Written exercise
Pull out every line below holding the word "name".

** BEGIN Listed records **

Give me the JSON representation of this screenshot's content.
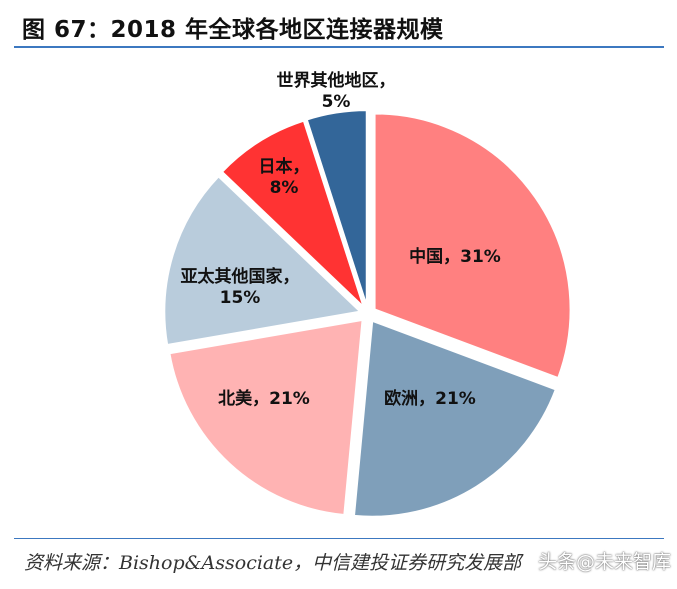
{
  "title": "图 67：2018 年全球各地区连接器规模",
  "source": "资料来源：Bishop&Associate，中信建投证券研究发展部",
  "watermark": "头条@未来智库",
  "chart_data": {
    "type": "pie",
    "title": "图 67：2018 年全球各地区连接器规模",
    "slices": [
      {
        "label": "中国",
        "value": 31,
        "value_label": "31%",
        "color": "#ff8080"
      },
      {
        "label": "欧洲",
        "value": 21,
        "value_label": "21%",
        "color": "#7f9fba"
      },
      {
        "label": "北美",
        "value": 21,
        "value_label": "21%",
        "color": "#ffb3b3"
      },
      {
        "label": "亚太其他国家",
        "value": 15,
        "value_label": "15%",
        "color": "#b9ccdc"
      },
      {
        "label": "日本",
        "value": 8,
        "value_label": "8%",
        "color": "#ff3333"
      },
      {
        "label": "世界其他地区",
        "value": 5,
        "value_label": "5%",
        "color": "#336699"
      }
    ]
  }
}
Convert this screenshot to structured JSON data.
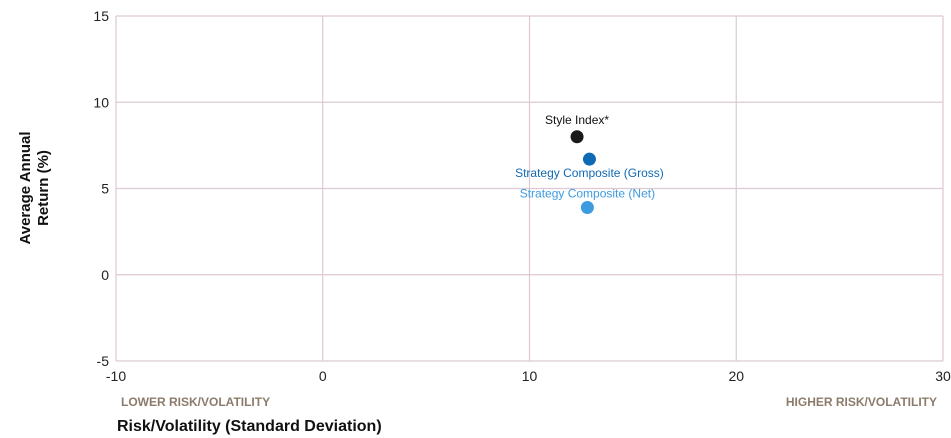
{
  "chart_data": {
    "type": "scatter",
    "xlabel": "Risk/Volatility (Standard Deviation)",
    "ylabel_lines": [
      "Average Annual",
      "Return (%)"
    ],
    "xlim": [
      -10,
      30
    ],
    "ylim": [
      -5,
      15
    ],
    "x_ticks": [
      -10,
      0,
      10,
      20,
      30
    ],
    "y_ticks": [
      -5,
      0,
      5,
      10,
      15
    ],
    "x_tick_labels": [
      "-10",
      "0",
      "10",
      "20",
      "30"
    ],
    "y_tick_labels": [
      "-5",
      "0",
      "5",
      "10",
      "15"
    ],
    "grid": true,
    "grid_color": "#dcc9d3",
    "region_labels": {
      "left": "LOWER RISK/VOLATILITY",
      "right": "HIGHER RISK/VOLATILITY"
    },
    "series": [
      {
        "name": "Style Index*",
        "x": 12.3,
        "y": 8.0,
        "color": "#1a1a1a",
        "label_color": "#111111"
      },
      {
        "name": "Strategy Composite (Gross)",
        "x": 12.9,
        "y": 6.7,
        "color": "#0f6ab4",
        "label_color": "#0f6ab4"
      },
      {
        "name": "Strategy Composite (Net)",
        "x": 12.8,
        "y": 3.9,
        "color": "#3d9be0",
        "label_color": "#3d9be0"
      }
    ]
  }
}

** END Listed records **

Answer to this exercise
        "name": "Style Index*",
        "name": "Strategy Composite (Gross)",
        "name": "Strategy Composite (Net)",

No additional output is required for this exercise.